Find every line with the word "init". Copy those lines.

--------------------------------------------------

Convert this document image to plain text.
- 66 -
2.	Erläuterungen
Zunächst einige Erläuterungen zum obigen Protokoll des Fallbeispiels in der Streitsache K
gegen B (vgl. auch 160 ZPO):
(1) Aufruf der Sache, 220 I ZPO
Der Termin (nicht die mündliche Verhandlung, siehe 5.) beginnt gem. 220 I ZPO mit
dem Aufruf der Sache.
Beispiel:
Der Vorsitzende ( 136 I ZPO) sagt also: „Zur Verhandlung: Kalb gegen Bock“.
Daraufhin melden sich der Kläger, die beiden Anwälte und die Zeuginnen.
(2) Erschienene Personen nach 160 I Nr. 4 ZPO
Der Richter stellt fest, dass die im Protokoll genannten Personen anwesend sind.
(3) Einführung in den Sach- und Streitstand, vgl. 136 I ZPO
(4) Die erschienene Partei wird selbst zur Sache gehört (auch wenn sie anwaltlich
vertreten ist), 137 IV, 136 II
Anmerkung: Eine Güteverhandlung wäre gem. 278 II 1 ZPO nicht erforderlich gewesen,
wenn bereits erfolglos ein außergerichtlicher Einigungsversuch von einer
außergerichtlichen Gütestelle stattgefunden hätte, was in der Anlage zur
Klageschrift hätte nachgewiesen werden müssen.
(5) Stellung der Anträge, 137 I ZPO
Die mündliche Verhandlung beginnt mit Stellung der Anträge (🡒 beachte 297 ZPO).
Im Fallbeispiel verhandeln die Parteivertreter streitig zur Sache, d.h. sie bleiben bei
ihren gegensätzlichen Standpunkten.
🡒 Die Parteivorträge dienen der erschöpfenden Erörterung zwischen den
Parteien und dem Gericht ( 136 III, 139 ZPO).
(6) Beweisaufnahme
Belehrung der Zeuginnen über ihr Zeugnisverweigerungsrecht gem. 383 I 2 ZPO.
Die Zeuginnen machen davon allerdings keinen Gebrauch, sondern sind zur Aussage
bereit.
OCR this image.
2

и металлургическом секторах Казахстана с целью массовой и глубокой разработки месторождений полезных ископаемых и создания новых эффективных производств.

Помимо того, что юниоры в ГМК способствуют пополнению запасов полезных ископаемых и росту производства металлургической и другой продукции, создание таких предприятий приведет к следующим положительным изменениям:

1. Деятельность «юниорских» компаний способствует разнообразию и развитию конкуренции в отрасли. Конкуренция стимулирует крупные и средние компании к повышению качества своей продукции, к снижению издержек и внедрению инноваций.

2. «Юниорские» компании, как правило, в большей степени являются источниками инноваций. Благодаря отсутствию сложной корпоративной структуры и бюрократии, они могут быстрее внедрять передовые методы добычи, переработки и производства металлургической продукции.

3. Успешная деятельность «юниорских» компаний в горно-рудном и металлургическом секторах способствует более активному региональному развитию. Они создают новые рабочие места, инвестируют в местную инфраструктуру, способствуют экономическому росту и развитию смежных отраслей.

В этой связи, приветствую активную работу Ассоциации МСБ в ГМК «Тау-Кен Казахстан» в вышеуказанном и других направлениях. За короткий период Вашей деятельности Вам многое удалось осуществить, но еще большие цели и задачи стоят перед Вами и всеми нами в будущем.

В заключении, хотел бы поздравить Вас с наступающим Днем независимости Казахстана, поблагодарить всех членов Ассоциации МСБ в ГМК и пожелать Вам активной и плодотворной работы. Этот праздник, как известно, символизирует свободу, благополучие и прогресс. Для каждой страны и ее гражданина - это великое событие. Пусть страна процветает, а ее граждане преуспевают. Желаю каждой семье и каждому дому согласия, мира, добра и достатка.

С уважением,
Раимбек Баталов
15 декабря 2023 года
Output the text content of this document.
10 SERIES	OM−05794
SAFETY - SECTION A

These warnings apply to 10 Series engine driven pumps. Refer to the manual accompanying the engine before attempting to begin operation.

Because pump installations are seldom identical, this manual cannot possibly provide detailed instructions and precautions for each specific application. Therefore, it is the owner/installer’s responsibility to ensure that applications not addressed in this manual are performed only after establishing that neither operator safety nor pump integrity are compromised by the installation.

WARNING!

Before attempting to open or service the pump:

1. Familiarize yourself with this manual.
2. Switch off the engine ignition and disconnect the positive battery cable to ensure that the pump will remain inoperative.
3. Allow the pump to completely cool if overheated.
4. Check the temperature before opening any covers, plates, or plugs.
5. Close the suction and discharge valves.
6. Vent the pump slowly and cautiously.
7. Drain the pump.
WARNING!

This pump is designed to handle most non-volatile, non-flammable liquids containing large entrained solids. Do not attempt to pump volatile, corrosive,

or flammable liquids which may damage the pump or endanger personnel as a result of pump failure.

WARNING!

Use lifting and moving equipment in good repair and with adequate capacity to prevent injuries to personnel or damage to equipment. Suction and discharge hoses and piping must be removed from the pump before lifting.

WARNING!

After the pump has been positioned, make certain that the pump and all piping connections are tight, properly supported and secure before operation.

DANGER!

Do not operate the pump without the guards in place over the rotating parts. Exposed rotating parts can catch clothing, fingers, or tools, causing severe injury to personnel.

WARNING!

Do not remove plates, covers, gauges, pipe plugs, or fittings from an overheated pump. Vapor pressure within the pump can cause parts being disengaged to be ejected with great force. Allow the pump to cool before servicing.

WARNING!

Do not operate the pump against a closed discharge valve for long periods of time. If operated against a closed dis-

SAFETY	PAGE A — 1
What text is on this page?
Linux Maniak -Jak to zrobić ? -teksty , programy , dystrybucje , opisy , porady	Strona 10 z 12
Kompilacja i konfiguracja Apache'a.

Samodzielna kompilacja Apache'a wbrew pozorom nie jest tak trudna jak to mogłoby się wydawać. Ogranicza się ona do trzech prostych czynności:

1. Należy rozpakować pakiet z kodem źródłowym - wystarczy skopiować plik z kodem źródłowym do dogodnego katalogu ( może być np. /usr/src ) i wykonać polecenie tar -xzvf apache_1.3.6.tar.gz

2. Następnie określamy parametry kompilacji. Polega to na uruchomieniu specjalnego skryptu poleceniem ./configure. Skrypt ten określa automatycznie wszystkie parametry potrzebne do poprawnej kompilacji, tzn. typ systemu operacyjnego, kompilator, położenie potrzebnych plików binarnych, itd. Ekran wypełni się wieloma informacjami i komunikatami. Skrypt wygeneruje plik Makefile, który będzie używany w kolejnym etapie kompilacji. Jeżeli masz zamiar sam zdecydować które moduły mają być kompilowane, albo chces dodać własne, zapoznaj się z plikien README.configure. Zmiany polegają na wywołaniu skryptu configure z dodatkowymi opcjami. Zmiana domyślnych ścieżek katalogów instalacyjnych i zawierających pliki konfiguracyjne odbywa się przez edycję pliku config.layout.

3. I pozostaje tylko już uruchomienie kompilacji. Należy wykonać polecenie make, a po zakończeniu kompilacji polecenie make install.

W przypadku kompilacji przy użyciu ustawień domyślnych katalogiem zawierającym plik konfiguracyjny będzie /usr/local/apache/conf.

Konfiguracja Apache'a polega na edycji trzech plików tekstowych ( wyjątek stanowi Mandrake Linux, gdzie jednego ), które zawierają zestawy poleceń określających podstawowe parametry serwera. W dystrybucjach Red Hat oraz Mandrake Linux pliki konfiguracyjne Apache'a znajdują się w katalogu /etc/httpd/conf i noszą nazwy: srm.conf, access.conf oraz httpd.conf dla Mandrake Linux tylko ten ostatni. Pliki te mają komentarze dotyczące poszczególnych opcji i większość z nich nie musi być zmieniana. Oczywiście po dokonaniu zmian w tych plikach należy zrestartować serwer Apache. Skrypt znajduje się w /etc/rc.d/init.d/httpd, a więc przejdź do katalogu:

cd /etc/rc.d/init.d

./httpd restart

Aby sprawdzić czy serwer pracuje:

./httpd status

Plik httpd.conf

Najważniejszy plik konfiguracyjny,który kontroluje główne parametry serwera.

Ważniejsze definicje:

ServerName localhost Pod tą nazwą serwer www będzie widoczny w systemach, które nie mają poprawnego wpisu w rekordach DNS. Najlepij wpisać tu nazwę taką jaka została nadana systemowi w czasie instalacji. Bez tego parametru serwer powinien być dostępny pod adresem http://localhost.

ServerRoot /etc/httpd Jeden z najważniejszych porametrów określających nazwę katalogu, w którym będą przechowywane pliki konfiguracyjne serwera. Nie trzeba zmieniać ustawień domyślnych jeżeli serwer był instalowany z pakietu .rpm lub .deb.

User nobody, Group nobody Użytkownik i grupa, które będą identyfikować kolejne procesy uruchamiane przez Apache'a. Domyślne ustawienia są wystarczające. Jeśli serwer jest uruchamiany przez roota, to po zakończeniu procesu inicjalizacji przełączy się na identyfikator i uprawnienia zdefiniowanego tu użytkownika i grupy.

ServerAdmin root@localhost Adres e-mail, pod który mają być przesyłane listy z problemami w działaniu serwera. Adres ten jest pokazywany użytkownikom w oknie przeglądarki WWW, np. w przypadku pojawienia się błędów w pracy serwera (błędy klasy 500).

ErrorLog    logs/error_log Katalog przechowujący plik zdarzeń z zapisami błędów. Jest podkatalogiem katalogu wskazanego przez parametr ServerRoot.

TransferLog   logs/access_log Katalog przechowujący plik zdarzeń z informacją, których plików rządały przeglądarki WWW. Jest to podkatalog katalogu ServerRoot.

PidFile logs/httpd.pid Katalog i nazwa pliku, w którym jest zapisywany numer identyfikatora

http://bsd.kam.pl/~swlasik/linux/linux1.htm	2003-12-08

--------------------------------------------------

§ **In response**
Konfiguracja Apache'a polega na edycji trzech plików tekstowych ( wyjątek stanowi Mandrake Linux, gdzie jednego ), które zawierają zestawy poleceń określających podstawowe parametry serwera. W dystrybucjach Red Hat oraz Mandrake Linux pliki konfiguracyjne Apache'a znajdują się w katalogu /etc/httpd/conf i noszą nazwy: srm.conf, access.conf oraz httpd.conf dla Mandrake Linux tylko ten ostatni. Pliki te mają komentarze dotyczące poszczególnych opcji i większość z nich nie musi być zmieniana. Oczywiście po dokonaniu zmian w tych plikach należy zrestartować serwer Apache. Skrypt znajduje się w /etc/rc.d/init.d/httpd, a więc przejdź do katalogu:
cd /etc/rc.d/init.d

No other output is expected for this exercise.